• WHAT IS BEING ASKED:
From the line containing "Type out the text in this image." through the last line of the material, copy every line exactly, both ends inclusive; do not copy pictures.
--- ENTRIES SUPPLIED ---
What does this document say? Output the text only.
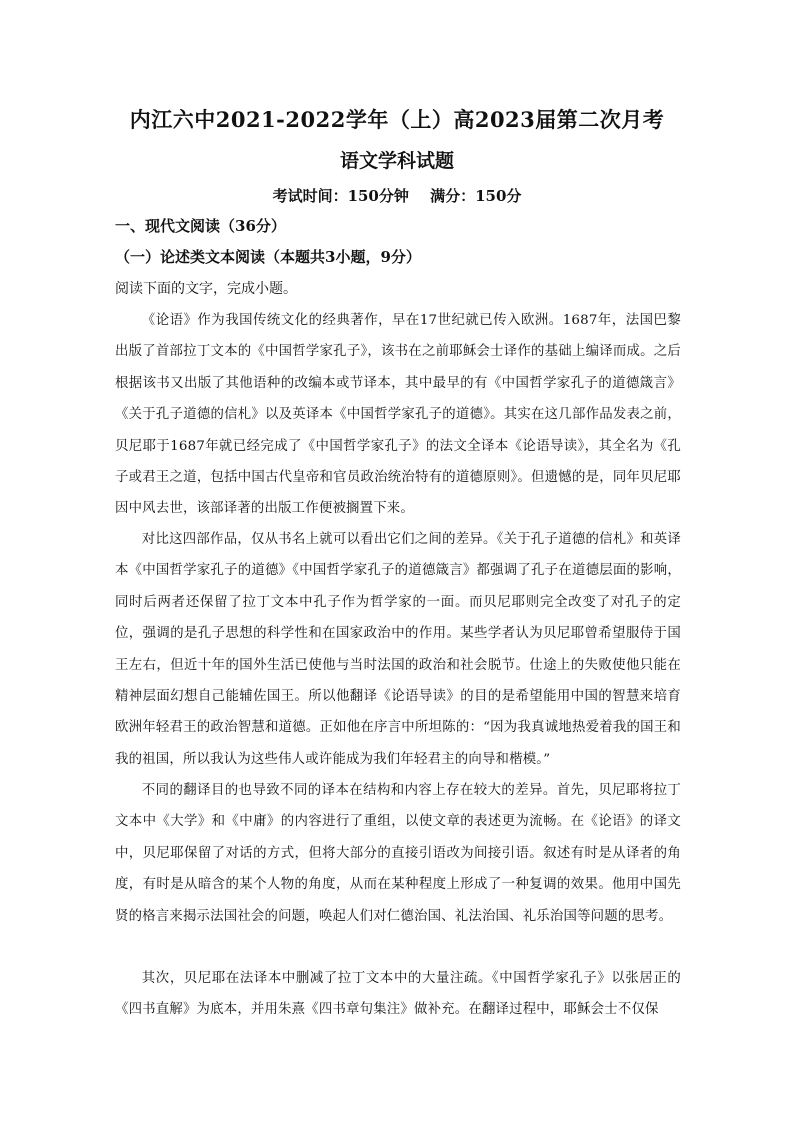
内江六中2021-2022学年（上）高2023届第二次月考
语文学科试题
考试时间：150分钟 满分：150分
一、现代文阅读（36分）
（一）论述类文本阅读（本题共3小题，9分）
阅读下面的文字，完成小题。

《论语》作为我国传统文化的经典著作，早在17世纪就已传入欧洲。1687年，法国巴黎出版了首部拉丁文本的《中国哲学家孔子》，该书在之前耶稣会士译作的基础上编译而成。之后根据该书又出版了其他语种的改编本或节译本，其中最早的有《中国哲学家孔子的道德箴言》《关于孔子道德的信札》以及英译本《中国哲学家孔子的道德》。其实在这几部作品发表之前，贝尼耶于1687年就已经完成了《中国哲学家孔子》的法文全译本《论语导读》，其全名为《孔子或君王之道，包括中国古代皇帝和官员政治统治特有的道德原则》。但遗憾的是，同年贝尼耶因中风去世，该部译著的出版工作便被搁置下来。

对比这四部作品，仅从书名上就可以看出它们之间的差异。《关于孔子道德的信札》和英译本《中国哲学家孔子的道德》《中国哲学家孔子的道德箴言》都强调了孔子在道德层面的影响，同时后两者还保留了拉丁文本中孔子作为哲学家的一面。而贝尼耶则完全改变了对孔子的定位，强调的是孔子思想的科学性和在国家政治中的作用。某些学者认为贝尼耶曾希望服侍于国王左右，但近十年的国外生活已使他与当时法国的政治和社会脱节。仕途上的失败使他只能在精神层面幻想自己能辅佐国王。所以他翻译《论语导读》的目的是希望能用中国的智慧来培育欧洲年轻君王的政治智慧和道德。正如他在序言中所坦陈的：“因为我真诚地热爱着我的国王和我的祖国，所以我认为这些伟人或许能成为我们年轻君主的向导和楷模。”

不同的翻译目的也导致不同的译本在结构和内容上存在较大的差异。首先，贝尼耶将拉丁文本中《大学》和《中庸》的内容进行了重组，以使文章的表述更为流畅。在《论语》的译文中，贝尼耶保留了对话的方式，但将大部分的直接引语改为间接引语。叙述有时是从译者的角度，有时是从暗含的某个人物的角度，从而在某种程度上形成了一种复调的效果。他用中国先贤的格言来揭示法国社会的问题，唤起人们对仁德治国、礼法治国、礼乐治国等问题的思考。

其次，贝尼耶在法译本中删减了拉丁文本中的大量注疏。《中国哲学家孔子》以张居正的《四书直解》为底本，并用朱熹《四书章句集注》做补充。在翻译过程中，耶稣会士不仅保
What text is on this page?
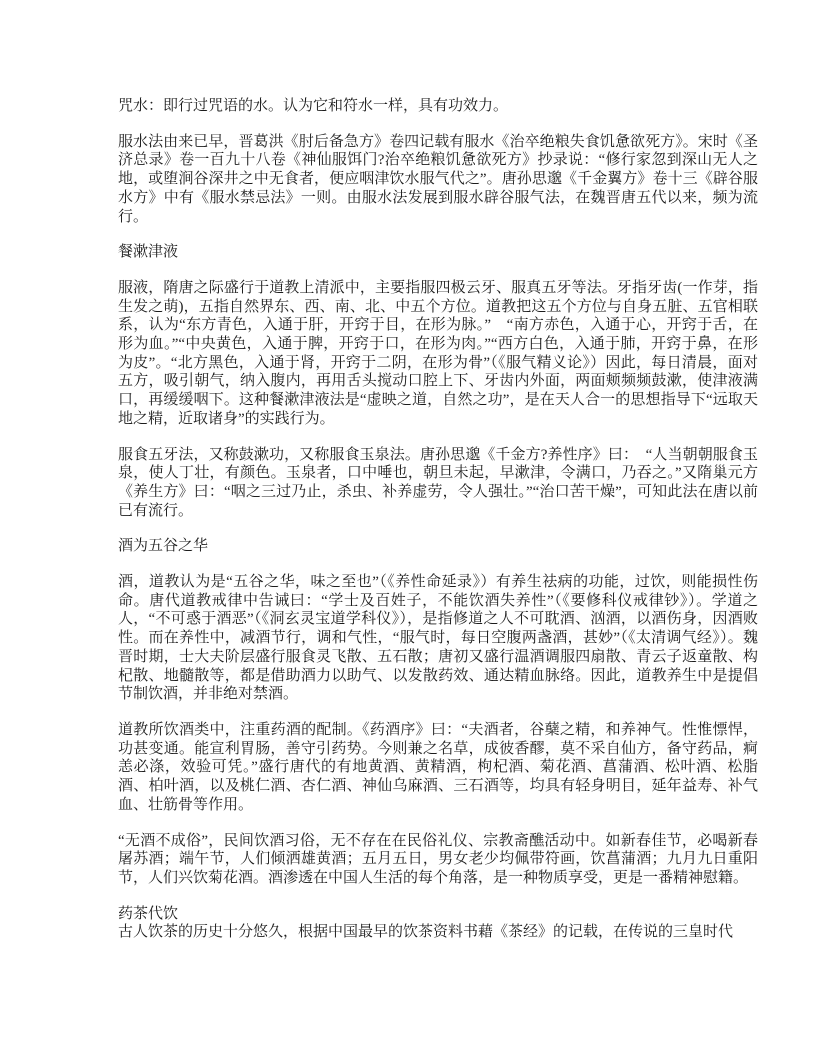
咒水：即行过咒语的水。认为它和符水一样，具有功效力。

服水法由来已早，晋葛洪《肘后备急方》卷四记载有服水《治卒绝粮失食饥惫欲死方》。宋时《圣济总录》卷一百九十八卷《神仙服饵门?治卒绝粮饥惫欲死方》抄录说：“修行家忽到深山无人之地，或堕涧谷深井之中无食者，便应咽津饮水服气代之”。唐孙思邈《千金翼方》卷十三《辟谷服水方》中有《服水禁忌法》一则。由服水法发展到服水辟谷服气法，在魏晋唐五代以来，频为流行。

餐漱津液

服液，隋唐之际盛行于道教上清派中，主要指服四极云牙、服真五牙等法。牙指牙齿(一作芽，指生发之萌)，五指自然界东、西、南、北、中五个方位。道教把这五个方位与自身五脏、五官相联系，认为“东方青色，入通于肝，开窍于目，在形为脉。”　“南方赤色，入通于心，开窍于舌，在形为血。”“中央黄色，入通于脾，开窍于口，在形为肉。”“西方白色，入通于肺，开窍于鼻，在形为皮”。“北方黑色，入通于肾，开窍于二阴，在形为骨”（《服气精义论》）因此，每日清晨，面对五方，吸引朝气，纳入腹内，再用舌头搅动口腔上下、牙齿内外面，两面颊频频鼓漱，使津液满口，再缓缓咽下。这种餐漱津液法是“虚映之道，自然之功”，是在天人合一的思想指导下“远取天地之精，近取诸身”的实践行为。

服食五牙法，又称鼓漱功，又称服食玉泉法。唐孙思邈《千金方?养性序》曰：　“人当朝朝服食玉泉，使人丁壮，有颜色。玉泉者，口中唾也，朝旦未起，早漱津，令满口，乃吞之。”又隋巢元方《养生方》曰：“咽之三过乃止，杀虫、补养虚劳，令人强壮。”“治口苦干燥”，可知此法在唐以前已有流行。

酒为五谷之华

酒，道教认为是“五谷之华，味之至也”（《养性命延录》）有养生祛病的功能，过饮，则能损性伤命。唐代道教戒律中告诫曰：“学士及百姓子，不能饮酒失养性”（《要修科仪戒律钞》）。学道之人，“不可惑于酒恶”（《洞玄灵宝道学科仪》），是指修道之人不可耽酒、汹酒，以酒伤身，因酒败性。而在养性中，减酒节行，调和气性，“服气时，每日空腹两盏酒，甚妙”（《太清调气经》）。魏晋时期，士大夫阶层盛行服食灵飞散、五石散；唐初又盛行温酒调服四扇散、青云子返童散、构杞散、地髓散等，都是借助酒力以助气、以发散药效、通达精血脉络。因此，道教养生中是提倡节制饮酒，并非绝对禁酒。

道教所饮酒类中，注重药酒的配制。《药酒序》曰：“夫酒者，谷蘖之精，和养神气。性惟慓悍，功甚变通。能宣利胃肠，善守引药势。今则兼之名草，成彼香醪，莫不采自仙方，备守药品，痾恙必涤，效验可凭。”盛行唐代的有地黄酒、黄精酒，枸杞酒、菊花酒、菖蒲酒、松叶酒、松脂酒、柏叶酒，以及桃仁酒、杏仁酒、神仙乌麻酒、三石酒等，均具有轻身明目，延年益寿、补气血、壮筋骨等作用。

“无酒不成俗”，民间饮酒习俗，无不存在在民俗礼仪、宗教斋醮活动中。如新春佳节，必喝新春屠苏酒；端午节，人们倾洒雄黄酒；五月五日，男女老少均佩带符画，饮菖蒲酒；九月九日重阳节，人们兴饮菊花酒。酒渗透在中国人生活的每个角落，是一种物质享受，更是一番精神慰籍。

药茶代饮

古人饮茶的历史十分悠久，根据中国最早的饮茶资料书藉《茶经》的记载，在传说的三皇时代
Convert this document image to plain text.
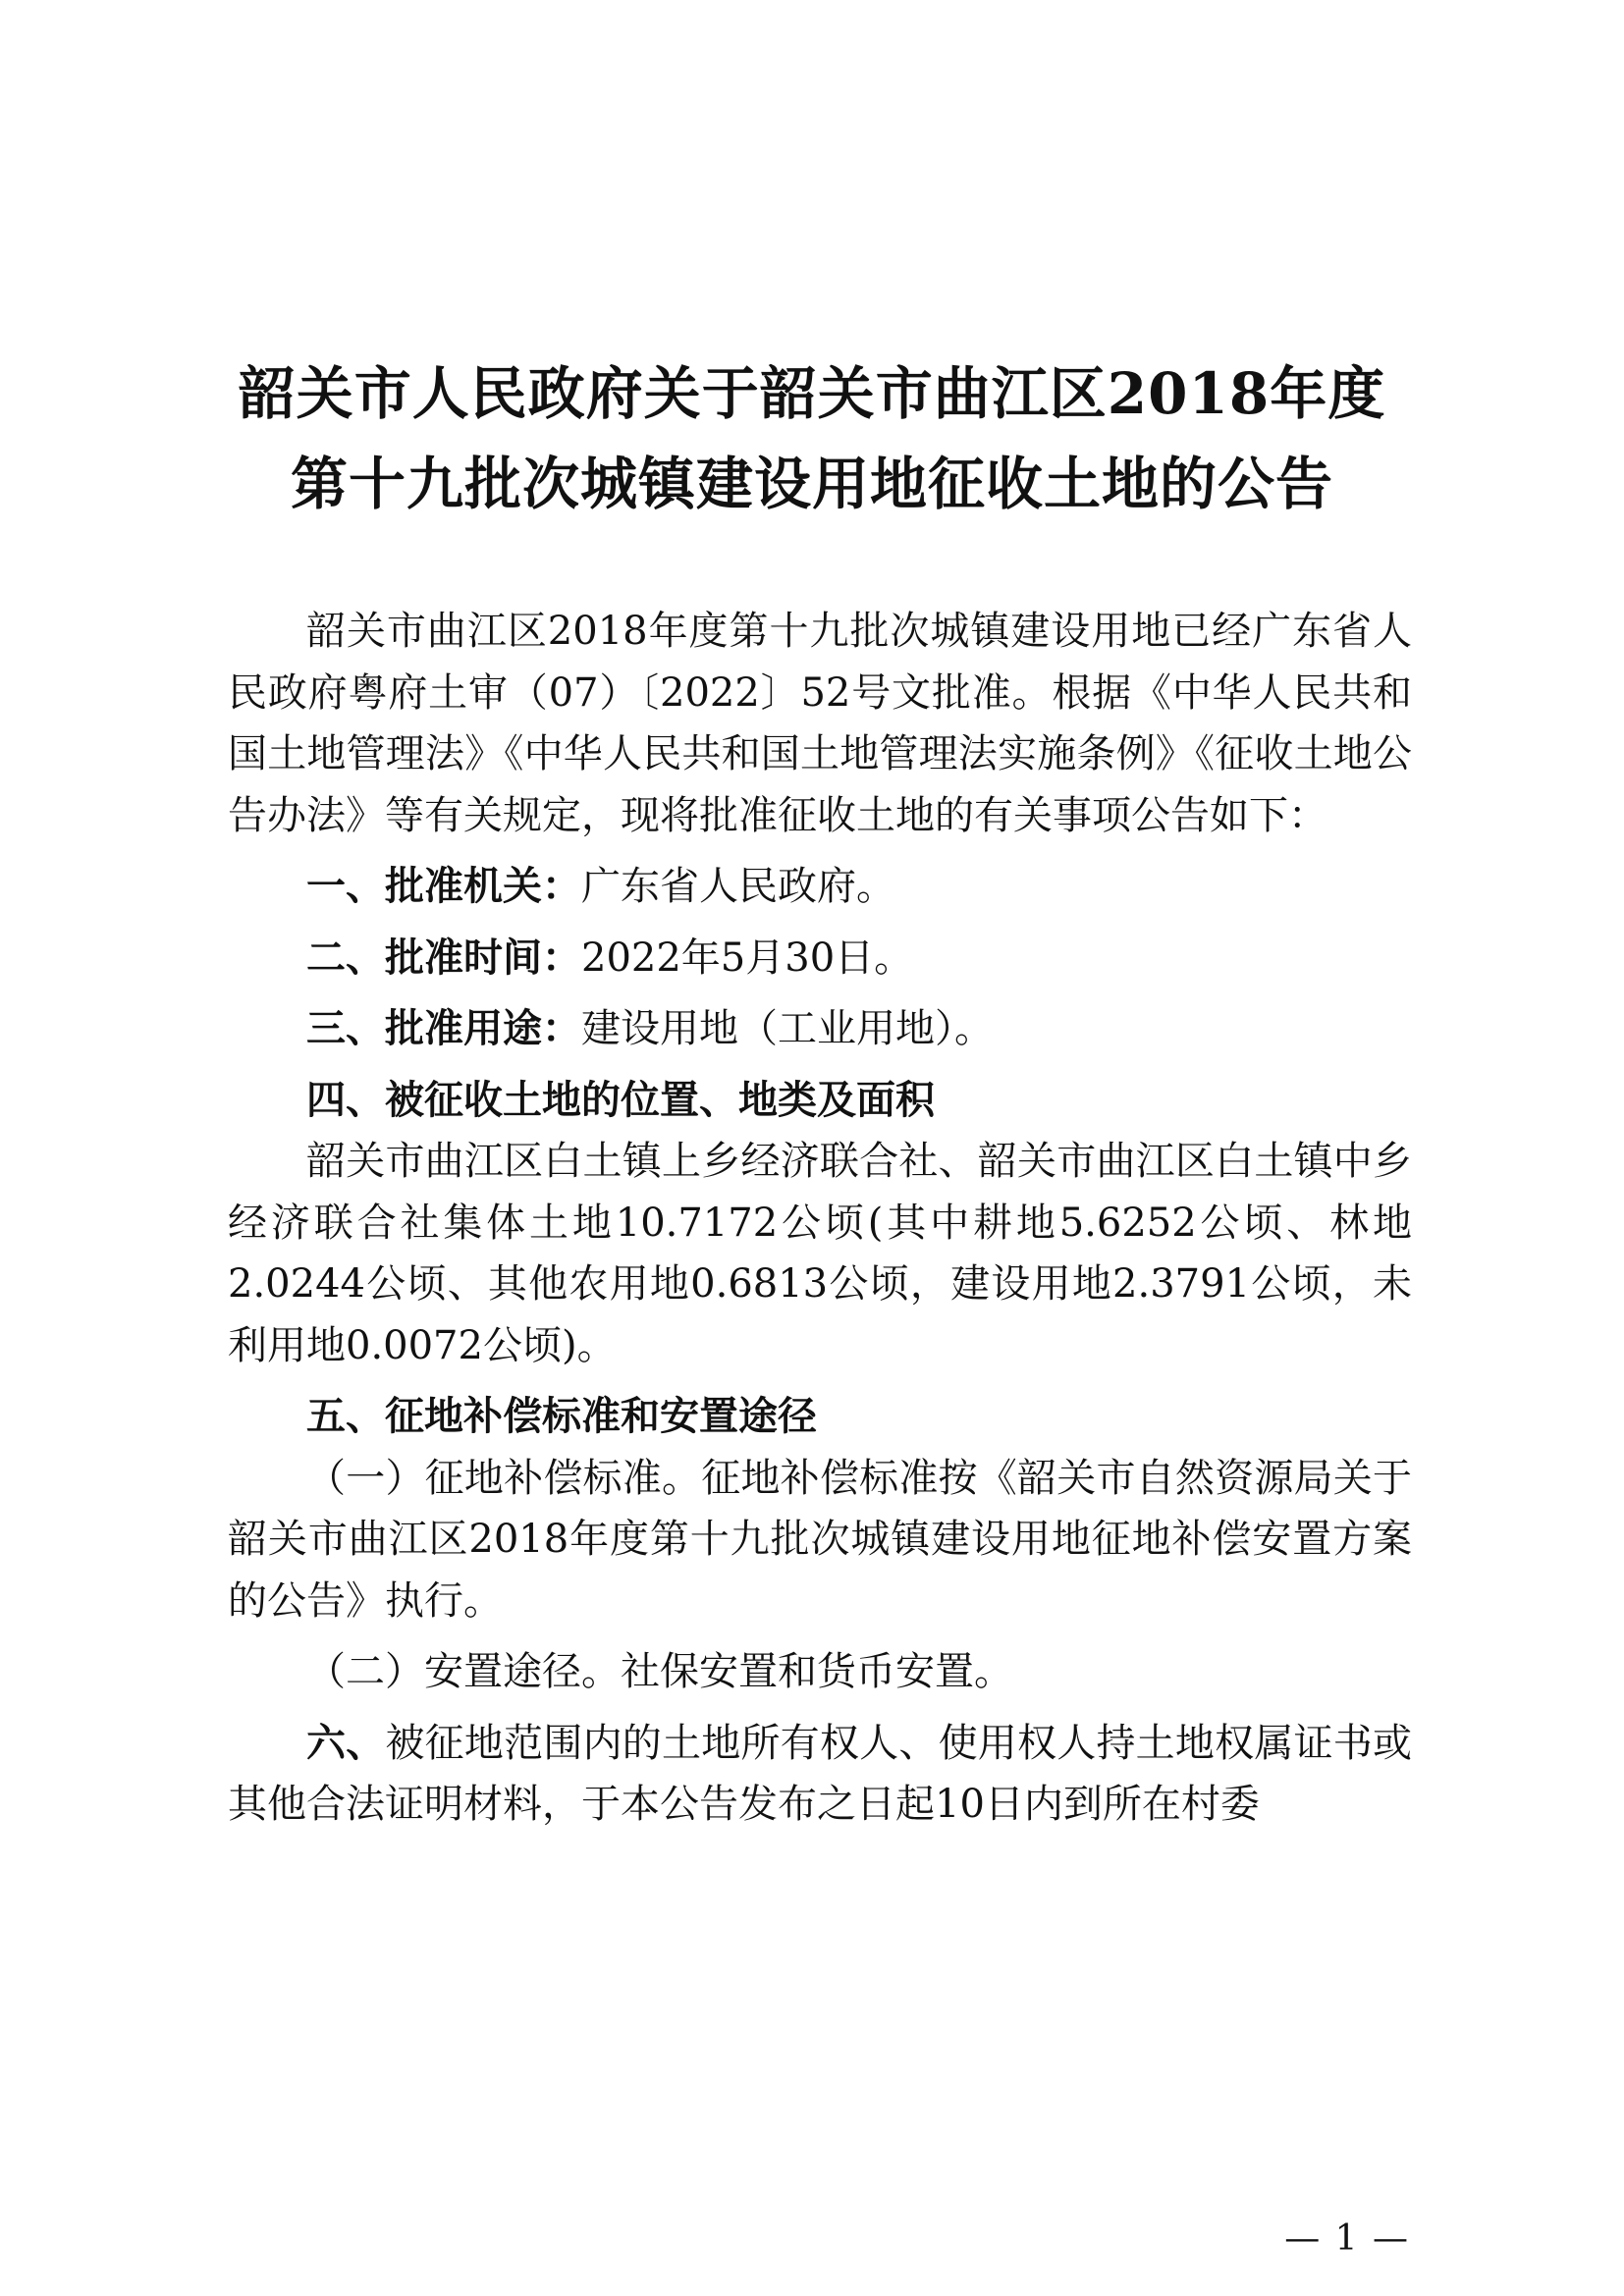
韶关市人民政府关于韶关市曲江区2018年度
第十九批次城镇建设用地征收土地的公告

韶关市曲江区2018年度第十九批次城镇建设用地已经广东省人民政府粤府土审（07）〔2022〕52号文批准。根据《中华人民共和国土地管理法》《中华人民共和国土地管理法实施条例》《征收土地公告办法》等有关规定，现将批准征收土地的有关事项公告如下：

一、批准机关：广东省人民政府。

二、批准时间：2022年5月30日。

三、批准用途：建设用地（工业用地）。

四、被征收土地的位置、地类及面积

韶关市曲江区白土镇上乡经济联合社、韶关市曲江区白土镇中乡经济联合社集体土地10.7172公顷(其中耕地5.6252公顷、林地2.0244公顷、其他农用地0.6813公顷，建设用地2.3791公顷，未利用地0.0072公顷)。

五、征地补偿标准和安置途径

（一）征地补偿标准。征地补偿标准按《韶关市自然资源局关于韶关市曲江区2018年度第十九批次城镇建设用地征地补偿安置方案的公告》执行。

（二）安置途径。社保安置和货币安置。

六、被征地范围内的土地所有权人、使用权人持土地权属证书或其他合法证明材料，于本公告发布之日起10日内到所在村委

— 1 —
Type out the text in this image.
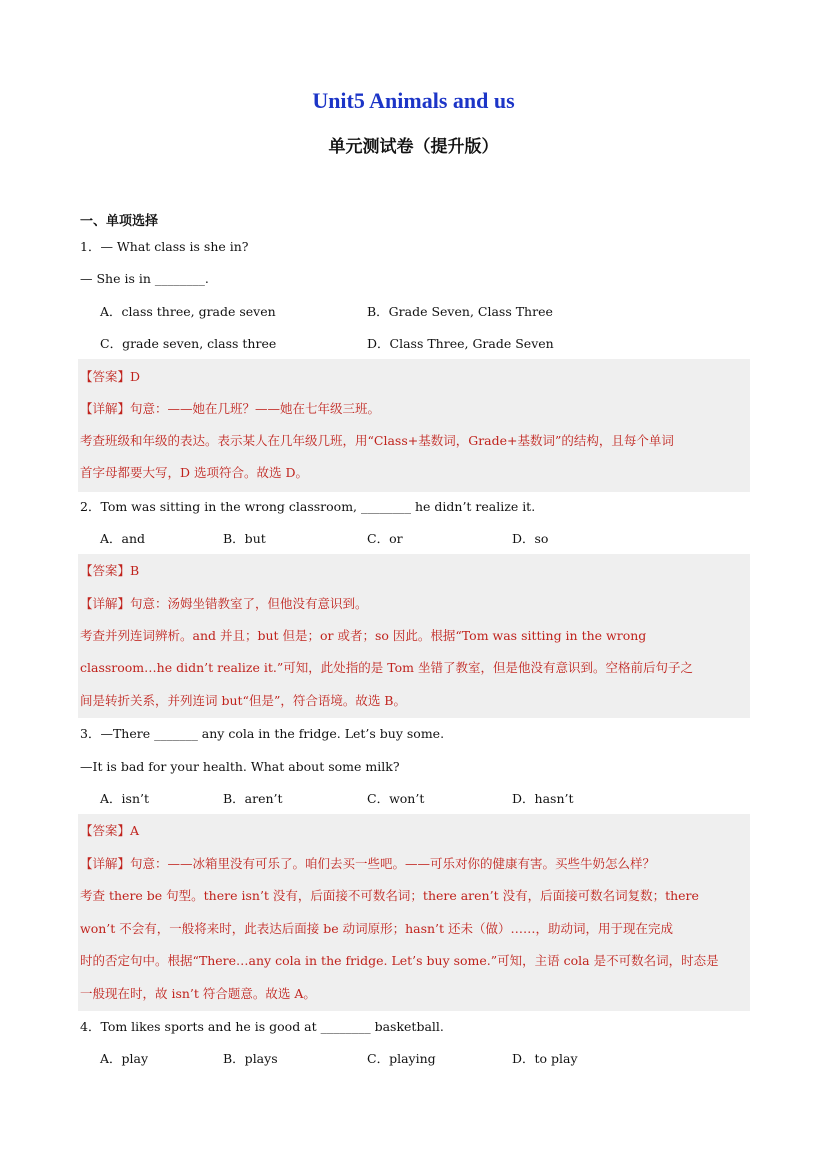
Unit5 Animals and us
单元测试卷（提升版）
一、单项选择
1．— What class is she in?
— She is in ________.
A．class three, grade seven	B．Grade Seven, Class Three
C．grade seven, class three	D．Class Three, Grade Seven
【答案】D
【详解】句意：——她在几班？——她在七年级三班。
考查班级和年级的表达。表示某人在几年级几班，用“Class+基数词，Grade+基数词”的结构，且每个单词
首字母都要大写，D 选项符合。故选 D。
2．Tom was sitting in the wrong classroom, ________ he didn’t realize it.
A．and	B．but	C．or	D．so
【答案】B
【详解】句意：汤姆坐错教室了，但他没有意识到。
考查并列连词辨析。and 并且；but 但是；or 或者；so 因此。根据“Tom was sitting in the wrong
classroom…he didn’t realize it.”可知，此处指的是 Tom 坐错了教室，但是他没有意识到。空格前后句子之
间是转折关系，并列连词 but“但是”，符合语境。故选 B。
3．—There _______ any cola in the fridge. Let’s buy some.
—It is bad for your health. What about some milk?
A．isn’t	B．aren’t	C．won’t	D．hasn’t
【答案】A
【详解】句意：——冰箱里没有可乐了。咱们去买一些吧。——可乐对你的健康有害。买些牛奶怎么样？
考查 there be 句型。there isn’t 没有，后面接不可数名词；there aren’t 没有，后面接可数名词复数；there
won’t 不会有，一般将来时，此表达后面接 be 动词原形；hasn’t 还未（做）……，助动词，用于现在完成
时的否定句中。根据“There…any cola in the fridge. Let’s buy some.”可知，主语 cola 是不可数名词，时态是
一般现在时，故 isn’t 符合题意。故选 A。
4．Tom likes sports and he is good at ________ basketball.
A．play	B．plays	C．playing	D．to play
---
• THE OUTPUT:
Type out the text in this image.
Unit5 Animals and us
单元测试卷（提升版）
一、单项选择
1．— What class is she in?
— She is in ________.
A．class three, grade seven	B．Grade Seven, Class Three
C．grade seven, class three	D．Class Three, Grade Seven
【答案】D
【详解】句意：——她在几班？——她在七年级三班。
考查班级和年级的表达。表示某人在几年级几班，用“Class+基数词，Grade+基数词”的结构，且每个单词
首字母都要大写，D 选项符合。故选 D。
2．Tom was sitting in the wrong classroom, ________ he didn’t realize it.
A．and	B．but	C．or	D．so
【答案】B
【详解】句意：汤姆坐错教室了，但他没有意识到。
考查并列连词辨析。and 并且；but 但是；or 或者；so 因此。根据“Tom was sitting in the wrong
classroom…he didn’t realize it.”可知，此处指的是 Tom 坐错了教室，但是他没有意识到。空格前后句子之
间是转折关系，并列连词 but“但是”，符合语境。故选 B。
3．—There _______ any cola in the fridge. Let’s buy some.
—It is bad for your health. What about some milk?
A．isn’t	B．aren’t	C．won’t	D．hasn’t
【答案】A
【详解】句意：——冰箱里没有可乐了。咱们去买一些吧。——可乐对你的健康有害。买些牛奶怎么样？
考查 there be 句型。there isn’t 没有，后面接不可数名词；there aren’t 没有，后面接可数名词复数；there
won’t 不会有，一般将来时，此表达后面接 be 动词原形；hasn’t 还未（做）……，助动词，用于现在完成
时的否定句中。根据“There…any cola in the fridge. Let’s buy some.”可知，主语 cola 是不可数名词，时态是
一般现在时，故 isn’t 符合题意。故选 A。
4．Tom likes sports and he is good at ________ basketball.
A．play	B．plays	C．playing	D．to play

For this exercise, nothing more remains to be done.